**GOAL**
Copy each line in which the string "csudákat" occurs.

**RECORDED DATA**
* Start *

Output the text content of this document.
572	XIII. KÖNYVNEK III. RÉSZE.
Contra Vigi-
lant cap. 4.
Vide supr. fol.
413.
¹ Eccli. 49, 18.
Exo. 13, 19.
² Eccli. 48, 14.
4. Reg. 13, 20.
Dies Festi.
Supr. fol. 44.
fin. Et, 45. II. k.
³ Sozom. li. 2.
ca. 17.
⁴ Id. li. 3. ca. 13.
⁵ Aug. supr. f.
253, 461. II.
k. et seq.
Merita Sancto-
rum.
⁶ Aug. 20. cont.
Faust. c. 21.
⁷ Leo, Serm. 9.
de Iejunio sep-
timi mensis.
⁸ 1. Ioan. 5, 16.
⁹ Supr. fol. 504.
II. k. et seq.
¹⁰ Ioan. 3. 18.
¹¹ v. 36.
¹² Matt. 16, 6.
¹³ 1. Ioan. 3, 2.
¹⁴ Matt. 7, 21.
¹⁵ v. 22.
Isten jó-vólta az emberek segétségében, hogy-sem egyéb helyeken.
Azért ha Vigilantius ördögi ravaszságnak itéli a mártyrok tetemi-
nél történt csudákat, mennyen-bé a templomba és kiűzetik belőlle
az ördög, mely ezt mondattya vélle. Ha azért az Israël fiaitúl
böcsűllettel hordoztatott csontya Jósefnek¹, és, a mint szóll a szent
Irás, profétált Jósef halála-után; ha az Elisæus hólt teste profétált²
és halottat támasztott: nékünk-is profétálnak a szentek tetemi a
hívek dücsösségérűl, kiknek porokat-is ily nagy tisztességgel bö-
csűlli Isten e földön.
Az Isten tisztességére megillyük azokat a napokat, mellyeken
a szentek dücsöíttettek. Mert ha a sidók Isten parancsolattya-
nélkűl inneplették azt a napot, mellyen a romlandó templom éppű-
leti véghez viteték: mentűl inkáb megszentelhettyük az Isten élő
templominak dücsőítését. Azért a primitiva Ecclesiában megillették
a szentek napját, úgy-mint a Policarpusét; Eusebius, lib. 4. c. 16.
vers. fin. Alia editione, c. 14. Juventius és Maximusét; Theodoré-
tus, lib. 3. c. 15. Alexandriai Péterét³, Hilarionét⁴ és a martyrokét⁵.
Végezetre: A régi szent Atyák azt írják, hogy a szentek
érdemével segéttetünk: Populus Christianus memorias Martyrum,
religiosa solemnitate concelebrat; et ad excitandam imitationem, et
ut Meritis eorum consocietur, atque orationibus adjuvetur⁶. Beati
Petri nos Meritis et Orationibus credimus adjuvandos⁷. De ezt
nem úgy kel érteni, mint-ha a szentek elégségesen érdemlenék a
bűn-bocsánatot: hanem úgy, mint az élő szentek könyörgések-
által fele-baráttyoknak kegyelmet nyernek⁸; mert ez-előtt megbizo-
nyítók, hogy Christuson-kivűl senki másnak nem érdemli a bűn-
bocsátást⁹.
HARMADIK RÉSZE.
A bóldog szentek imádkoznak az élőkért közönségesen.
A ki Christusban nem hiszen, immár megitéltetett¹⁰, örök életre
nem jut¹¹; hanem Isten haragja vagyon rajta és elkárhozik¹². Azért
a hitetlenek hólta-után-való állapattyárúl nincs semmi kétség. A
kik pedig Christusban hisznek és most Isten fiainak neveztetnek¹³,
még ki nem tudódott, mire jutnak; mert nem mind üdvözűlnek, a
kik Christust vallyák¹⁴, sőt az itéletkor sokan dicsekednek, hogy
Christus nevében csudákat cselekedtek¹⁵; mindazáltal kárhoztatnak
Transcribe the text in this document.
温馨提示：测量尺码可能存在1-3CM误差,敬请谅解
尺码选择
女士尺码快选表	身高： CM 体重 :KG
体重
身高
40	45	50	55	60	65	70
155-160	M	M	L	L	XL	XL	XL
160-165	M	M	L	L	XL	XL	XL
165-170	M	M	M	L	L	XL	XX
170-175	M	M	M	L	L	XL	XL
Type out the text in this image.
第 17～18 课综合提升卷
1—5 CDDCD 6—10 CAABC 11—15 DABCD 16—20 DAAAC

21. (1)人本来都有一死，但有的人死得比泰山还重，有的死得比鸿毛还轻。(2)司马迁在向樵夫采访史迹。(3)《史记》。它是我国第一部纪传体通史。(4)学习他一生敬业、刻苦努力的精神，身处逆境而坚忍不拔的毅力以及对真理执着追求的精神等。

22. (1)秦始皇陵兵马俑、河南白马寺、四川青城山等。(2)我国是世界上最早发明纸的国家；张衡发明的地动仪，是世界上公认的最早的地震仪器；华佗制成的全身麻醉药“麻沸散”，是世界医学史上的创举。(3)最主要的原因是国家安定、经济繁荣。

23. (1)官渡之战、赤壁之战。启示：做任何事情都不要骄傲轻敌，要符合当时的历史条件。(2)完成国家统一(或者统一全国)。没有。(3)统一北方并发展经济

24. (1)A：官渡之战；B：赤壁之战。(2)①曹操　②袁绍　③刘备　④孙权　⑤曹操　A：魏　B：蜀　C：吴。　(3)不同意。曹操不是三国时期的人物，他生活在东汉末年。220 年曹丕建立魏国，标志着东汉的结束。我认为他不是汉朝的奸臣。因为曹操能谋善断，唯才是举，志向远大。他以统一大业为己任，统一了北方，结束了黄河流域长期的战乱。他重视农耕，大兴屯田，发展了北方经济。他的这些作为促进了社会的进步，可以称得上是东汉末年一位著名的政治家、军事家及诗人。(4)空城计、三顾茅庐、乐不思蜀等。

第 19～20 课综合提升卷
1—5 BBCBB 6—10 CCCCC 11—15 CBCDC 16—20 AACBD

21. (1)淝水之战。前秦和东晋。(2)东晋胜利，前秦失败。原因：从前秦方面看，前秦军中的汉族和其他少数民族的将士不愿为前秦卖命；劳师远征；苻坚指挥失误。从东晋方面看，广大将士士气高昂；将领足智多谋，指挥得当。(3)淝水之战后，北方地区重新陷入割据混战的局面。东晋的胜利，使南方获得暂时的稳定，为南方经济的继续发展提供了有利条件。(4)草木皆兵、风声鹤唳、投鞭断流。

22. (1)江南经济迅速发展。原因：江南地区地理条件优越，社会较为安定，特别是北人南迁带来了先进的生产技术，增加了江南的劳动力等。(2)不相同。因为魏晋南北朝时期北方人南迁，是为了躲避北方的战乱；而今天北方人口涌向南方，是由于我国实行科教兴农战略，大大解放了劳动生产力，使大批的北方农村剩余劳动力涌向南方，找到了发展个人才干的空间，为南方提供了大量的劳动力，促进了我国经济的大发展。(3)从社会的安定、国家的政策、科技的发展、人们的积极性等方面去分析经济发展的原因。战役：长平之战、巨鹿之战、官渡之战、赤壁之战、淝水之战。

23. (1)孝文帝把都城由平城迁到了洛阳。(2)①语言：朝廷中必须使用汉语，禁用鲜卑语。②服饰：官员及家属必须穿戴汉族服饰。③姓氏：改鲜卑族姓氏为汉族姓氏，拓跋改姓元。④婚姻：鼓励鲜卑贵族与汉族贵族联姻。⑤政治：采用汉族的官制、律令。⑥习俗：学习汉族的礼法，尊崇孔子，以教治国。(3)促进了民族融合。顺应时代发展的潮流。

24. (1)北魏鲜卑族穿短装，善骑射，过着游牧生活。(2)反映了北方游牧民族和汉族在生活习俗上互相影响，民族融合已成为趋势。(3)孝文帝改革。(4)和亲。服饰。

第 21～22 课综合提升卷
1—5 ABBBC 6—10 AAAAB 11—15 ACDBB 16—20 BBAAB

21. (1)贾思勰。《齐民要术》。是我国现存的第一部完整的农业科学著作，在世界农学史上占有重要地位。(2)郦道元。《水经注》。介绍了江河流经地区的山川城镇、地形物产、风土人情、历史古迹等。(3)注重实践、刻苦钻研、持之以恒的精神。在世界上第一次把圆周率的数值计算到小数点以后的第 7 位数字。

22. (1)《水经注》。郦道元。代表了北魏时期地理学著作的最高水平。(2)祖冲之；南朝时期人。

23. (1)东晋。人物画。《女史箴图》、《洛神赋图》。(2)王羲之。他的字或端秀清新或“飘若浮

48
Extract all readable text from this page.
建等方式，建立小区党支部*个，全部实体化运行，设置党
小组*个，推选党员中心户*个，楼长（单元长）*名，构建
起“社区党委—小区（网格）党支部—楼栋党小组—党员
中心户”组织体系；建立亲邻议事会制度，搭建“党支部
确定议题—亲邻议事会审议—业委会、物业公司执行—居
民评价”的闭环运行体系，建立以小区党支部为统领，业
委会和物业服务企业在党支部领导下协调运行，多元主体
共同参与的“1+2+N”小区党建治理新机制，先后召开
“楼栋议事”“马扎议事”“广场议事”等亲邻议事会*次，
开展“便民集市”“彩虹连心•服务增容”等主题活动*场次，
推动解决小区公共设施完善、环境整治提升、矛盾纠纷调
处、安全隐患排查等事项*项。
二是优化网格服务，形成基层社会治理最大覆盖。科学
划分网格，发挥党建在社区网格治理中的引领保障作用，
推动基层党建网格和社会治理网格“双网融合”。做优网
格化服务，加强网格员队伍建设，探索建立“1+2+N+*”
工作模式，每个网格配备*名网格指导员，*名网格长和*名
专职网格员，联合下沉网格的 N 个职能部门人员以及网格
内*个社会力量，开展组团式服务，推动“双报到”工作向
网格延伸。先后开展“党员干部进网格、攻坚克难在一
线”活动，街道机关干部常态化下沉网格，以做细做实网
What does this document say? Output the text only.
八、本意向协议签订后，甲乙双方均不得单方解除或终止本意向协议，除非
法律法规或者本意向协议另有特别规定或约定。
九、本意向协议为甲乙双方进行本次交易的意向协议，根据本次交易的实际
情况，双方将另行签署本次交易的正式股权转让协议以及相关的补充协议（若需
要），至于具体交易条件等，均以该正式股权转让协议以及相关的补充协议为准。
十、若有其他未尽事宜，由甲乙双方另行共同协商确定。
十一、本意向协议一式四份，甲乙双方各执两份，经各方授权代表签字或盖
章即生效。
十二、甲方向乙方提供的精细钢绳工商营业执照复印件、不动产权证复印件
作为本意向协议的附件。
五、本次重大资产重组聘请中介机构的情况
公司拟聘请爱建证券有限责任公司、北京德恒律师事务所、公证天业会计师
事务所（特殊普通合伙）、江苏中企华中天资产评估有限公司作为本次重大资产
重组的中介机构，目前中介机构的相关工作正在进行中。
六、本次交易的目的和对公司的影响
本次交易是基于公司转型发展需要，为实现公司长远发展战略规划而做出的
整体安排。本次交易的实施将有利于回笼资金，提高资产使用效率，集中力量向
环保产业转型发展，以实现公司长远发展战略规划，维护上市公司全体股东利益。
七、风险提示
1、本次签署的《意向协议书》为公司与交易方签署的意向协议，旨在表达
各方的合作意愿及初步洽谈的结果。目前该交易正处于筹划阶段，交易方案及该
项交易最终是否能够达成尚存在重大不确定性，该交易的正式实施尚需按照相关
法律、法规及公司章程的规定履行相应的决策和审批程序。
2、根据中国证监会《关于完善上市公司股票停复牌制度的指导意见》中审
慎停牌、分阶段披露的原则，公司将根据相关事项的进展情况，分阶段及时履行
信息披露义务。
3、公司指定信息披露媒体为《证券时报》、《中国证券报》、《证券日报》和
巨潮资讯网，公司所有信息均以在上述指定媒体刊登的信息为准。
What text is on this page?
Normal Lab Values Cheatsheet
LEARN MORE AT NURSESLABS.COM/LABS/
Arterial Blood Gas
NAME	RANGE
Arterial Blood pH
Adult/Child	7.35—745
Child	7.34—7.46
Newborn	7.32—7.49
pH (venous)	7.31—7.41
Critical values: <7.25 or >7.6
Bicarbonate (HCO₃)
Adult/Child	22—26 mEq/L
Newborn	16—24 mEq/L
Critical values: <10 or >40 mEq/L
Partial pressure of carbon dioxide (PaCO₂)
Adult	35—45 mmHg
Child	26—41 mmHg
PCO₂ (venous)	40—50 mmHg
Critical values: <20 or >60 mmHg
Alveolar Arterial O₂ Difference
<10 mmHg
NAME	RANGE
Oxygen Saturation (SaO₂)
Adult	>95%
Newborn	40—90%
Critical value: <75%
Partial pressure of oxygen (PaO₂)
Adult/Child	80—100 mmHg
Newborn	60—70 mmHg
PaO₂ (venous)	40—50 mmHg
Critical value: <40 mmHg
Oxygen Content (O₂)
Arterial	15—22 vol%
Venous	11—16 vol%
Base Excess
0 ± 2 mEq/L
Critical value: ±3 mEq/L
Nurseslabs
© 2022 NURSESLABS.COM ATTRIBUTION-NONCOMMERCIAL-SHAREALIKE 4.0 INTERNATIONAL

* End *

**EXERCISE RESPONSE**
nél történt csudákat, mennyen-bé a templomba és kiűzetik belőlle
Christus nevében csudákat cselekedtek¹⁵; mindazáltal kárhoztatnak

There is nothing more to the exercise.